Stored items
☆ ☆ ☆ ☆ ☆

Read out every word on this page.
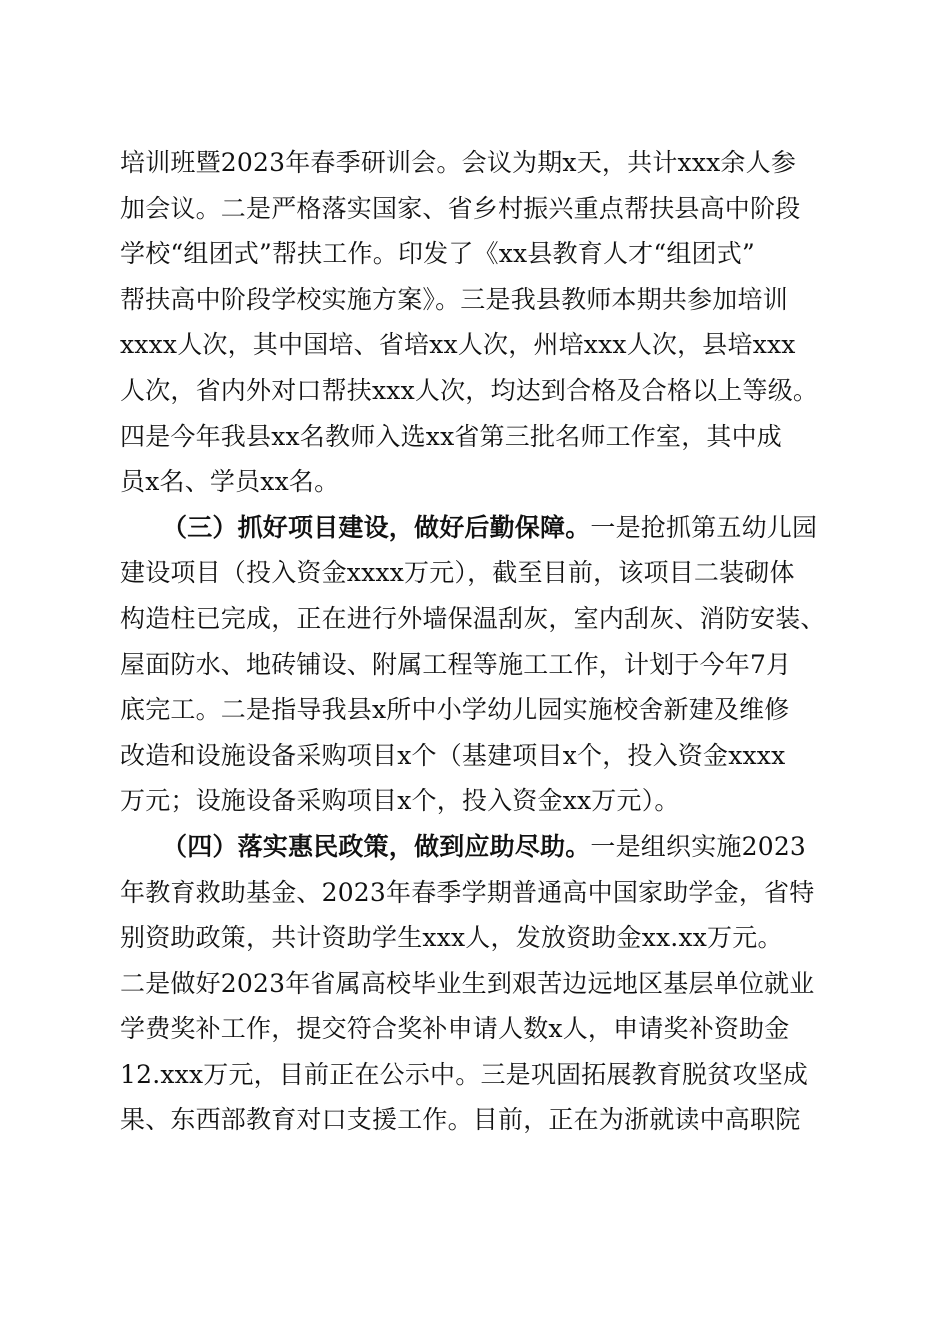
培训班暨2023年春季研训会。会议为期x天，共计xxx余人参
加会议。二是严格落实国家、省乡村振兴重点帮扶县高中阶段
学校“组团式”帮扶工作。印发了《xx县教育人才“组团式”
帮扶高中阶段学校实施方案》。三是我县教师本期共参加培训
xxxx人次，其中国培、省培xx人次，州培xxx人次，县培xxx
人次，省内外对口帮扶xxx人次，均达到合格及合格以上等级。
四是今年我县xx名教师入选xx省第三批名师工作室，其中成
员x名、学员xx名。
（三）抓好项目建设，做好后勤保障。一是抢抓第五幼儿园
建设项目（投入资金xxxx万元），截至目前，该项目二装砌体
构造柱已完成，正在进行外墙保温刮灰，室内刮灰、消防安装、
屋面防水、地砖铺设、附属工程等施工工作，计划于今年7月
底完工。二是指导我县x所中小学幼儿园实施校舍新建及维修
改造和设施设备采购项目x个（基建项目x个，投入资金xxxx
万元；设施设备采购项目x个，投入资金xx万元）。
（四）落实惠民政策，做到应助尽助。一是组织实施2023
年教育救助基金、2023年春季学期普通高中国家助学金，省特
别资助政策，共计资助学生xxx人，发放资助金xx.xx万元。
二是做好2023年省属高校毕业生到艰苦边远地区基层单位就业
学费奖补工作，提交符合奖补申请人数x人，申请奖补资助金
12.xxx万元，目前正在公示中。三是巩固拓展教育脱贫攻坚成
果、东西部教育对口支援工作。目前，正在为浙就读中高职院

☆ ☆ ☆ ☆ ☆

### Exercise objective
Word for word, quote the lines above. Omit the pictures.

### Final result
Read out every word on this page.
培训班暨2023年春季研训会。会议为期x天，共计xxx余人参
加会议。二是严格落实国家、省乡村振兴重点帮扶县高中阶段
学校“组团式”帮扶工作。印发了《xx县教育人才“组团式”
帮扶高中阶段学校实施方案》。三是我县教师本期共参加培训
xxxx人次，其中国培、省培xx人次，州培xxx人次，县培xxx
人次，省内外对口帮扶xxx人次，均达到合格及合格以上等级。
四是今年我县xx名教师入选xx省第三批名师工作室，其中成
员x名、学员xx名。
（三）抓好项目建设，做好后勤保障。一是抢抓第五幼儿园
建设项目（投入资金xxxx万元），截至目前，该项目二装砌体
构造柱已完成，正在进行外墙保温刮灰，室内刮灰、消防安装、
屋面防水、地砖铺设、附属工程等施工工作，计划于今年7月
底完工。二是指导我县x所中小学幼儿园实施校舍新建及维修
改造和设施设备采购项目x个（基建项目x个，投入资金xxxx
万元；设施设备采购项目x个，投入资金xx万元）。
（四）落实惠民政策，做到应助尽助。一是组织实施2023
年教育救助基金、2023年春季学期普通高中国家助学金，省特
别资助政策，共计资助学生xxx人，发放资助金xx.xx万元。
二是做好2023年省属高校毕业生到艰苦边远地区基层单位就业
学费奖补工作，提交符合奖补申请人数x人，申请奖补资助金
12.xxx万元，目前正在公示中。三是巩固拓展教育脱贫攻坚成
果、东西部教育对口支援工作。目前，正在为浙就读中高职院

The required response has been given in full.